What needs to be done:
Pick out each line with the word "this" from the material that follows.

Data shown:

::::::::::

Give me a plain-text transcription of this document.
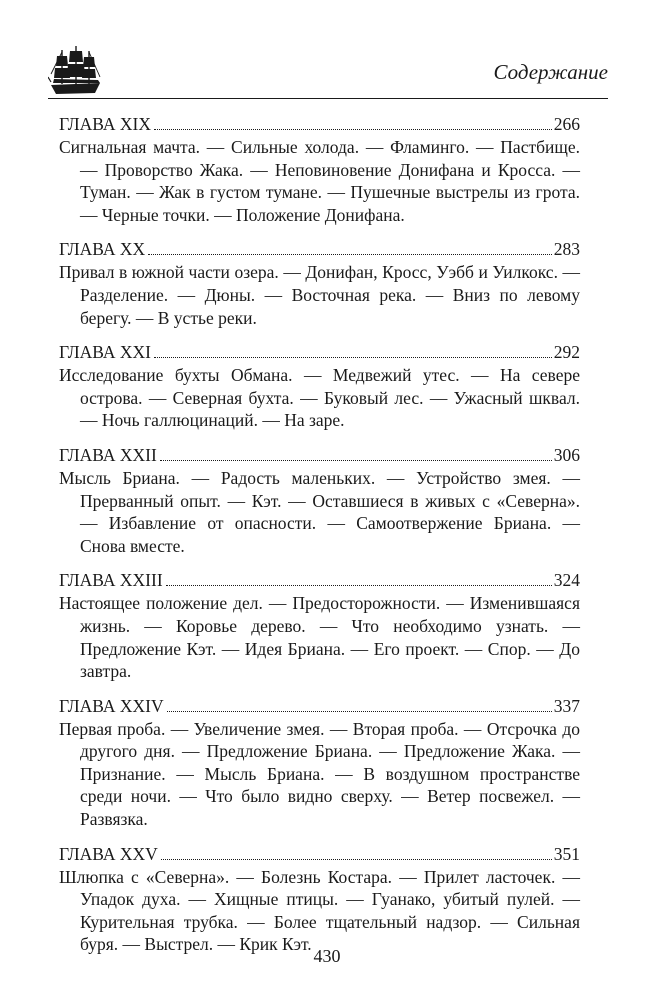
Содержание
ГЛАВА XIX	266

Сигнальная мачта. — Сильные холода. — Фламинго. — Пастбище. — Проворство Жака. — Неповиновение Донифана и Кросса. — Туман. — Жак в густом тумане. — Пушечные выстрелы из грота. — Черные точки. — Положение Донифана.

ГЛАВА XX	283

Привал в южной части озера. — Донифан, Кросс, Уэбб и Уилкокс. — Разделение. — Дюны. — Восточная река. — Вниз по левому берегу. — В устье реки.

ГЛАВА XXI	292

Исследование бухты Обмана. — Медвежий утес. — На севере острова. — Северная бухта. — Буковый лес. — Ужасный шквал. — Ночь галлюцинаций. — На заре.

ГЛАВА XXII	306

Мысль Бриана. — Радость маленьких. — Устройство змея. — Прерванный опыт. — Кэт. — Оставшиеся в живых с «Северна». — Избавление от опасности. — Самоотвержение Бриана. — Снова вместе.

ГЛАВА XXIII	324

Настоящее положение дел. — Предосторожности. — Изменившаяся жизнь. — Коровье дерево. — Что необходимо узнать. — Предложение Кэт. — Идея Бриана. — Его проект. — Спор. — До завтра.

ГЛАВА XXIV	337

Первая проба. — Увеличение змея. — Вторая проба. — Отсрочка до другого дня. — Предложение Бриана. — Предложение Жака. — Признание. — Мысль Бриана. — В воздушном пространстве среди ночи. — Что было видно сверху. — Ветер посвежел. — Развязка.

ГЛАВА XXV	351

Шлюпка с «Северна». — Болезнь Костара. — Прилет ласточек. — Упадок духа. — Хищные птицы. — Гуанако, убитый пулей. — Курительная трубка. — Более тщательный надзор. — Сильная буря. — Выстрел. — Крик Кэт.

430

::::::::::

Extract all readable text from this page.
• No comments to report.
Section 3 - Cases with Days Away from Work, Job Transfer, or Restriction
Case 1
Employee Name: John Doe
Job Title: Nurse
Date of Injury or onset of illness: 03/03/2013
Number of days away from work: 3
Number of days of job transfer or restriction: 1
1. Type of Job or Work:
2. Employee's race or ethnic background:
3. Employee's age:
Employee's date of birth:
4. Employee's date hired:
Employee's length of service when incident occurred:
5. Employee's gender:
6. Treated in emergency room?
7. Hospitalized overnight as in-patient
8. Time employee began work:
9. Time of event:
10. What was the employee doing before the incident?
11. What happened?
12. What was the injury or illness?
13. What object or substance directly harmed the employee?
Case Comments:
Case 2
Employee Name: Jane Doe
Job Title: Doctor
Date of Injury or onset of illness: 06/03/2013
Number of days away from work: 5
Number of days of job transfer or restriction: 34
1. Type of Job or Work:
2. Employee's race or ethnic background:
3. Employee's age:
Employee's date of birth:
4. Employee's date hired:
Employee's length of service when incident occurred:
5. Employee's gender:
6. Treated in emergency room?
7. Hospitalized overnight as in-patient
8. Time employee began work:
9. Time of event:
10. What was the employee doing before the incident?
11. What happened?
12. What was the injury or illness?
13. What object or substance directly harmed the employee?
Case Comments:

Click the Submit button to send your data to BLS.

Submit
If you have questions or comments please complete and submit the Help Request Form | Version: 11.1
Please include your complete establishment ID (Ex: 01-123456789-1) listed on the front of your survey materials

::::::::::

Exercise output:
Give me a plain-text transcription of this document.
Extract all readable text from this page.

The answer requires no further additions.